▸ **Given instruction**: Take the material and output all of it exactly.
-=-=-
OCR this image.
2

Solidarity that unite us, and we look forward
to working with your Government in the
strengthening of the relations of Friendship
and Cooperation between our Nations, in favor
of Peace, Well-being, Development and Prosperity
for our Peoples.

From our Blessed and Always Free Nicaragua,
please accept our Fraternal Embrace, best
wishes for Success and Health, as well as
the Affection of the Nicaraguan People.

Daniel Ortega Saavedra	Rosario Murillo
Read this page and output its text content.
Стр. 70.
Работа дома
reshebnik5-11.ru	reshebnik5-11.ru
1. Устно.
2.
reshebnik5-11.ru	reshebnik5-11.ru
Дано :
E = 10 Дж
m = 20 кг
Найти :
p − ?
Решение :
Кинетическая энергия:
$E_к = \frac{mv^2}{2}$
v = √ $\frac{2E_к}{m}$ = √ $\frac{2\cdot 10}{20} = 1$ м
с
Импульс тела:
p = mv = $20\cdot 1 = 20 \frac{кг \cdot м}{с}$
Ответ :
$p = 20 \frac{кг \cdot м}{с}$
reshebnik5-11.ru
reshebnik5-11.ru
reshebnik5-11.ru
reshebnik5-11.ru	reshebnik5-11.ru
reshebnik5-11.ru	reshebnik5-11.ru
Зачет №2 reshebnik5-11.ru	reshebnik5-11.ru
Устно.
-=-=-
▸ **Written solution**:
OCR this image.
2

Solidarity that unite us, and we look forward
to working with your Government in the
strengthening of the relations of Friendship
and Cooperation between our Nations, in favor
of Peace, Well-being, Development and Prosperity
for our Peoples.

From our Blessed and Always Free Nicaragua,
please accept our Fraternal Embrace, best
wishes for Success and Health, as well as
the Affection of the Nicaraguan People.

Daniel Ortega Saavedra	Rosario Murillo
Read this page and output its text content.
Стр. 70.
Работа дома
reshebnik5-11.ru	reshebnik5-11.ru
1. Устно.
2.
reshebnik5-11.ru	reshebnik5-11.ru
Дано :
E = 10 Дж
m = 20 кг
Найти :
p − ?
Решение :
Кинетическая энергия:
$E_к = \frac{mv^2}{2}$
v = √ $\frac{2E_к}{m}$ = √ $\frac{2\cdot 10}{20} = 1$ м
с
Импульс тела:
p = mv = $20\cdot 1 = 20 \frac{кг \cdot м}{с}$
Ответ :
$p = 20 \frac{кг \cdot м}{с}$
reshebnik5-11.ru
reshebnik5-11.ru
reshebnik5-11.ru
reshebnik5-11.ru	reshebnik5-11.ru
reshebnik5-11.ru	reshebnik5-11.ru
Зачет №2 reshebnik5-11.ru	reshebnik5-11.ru
Устно.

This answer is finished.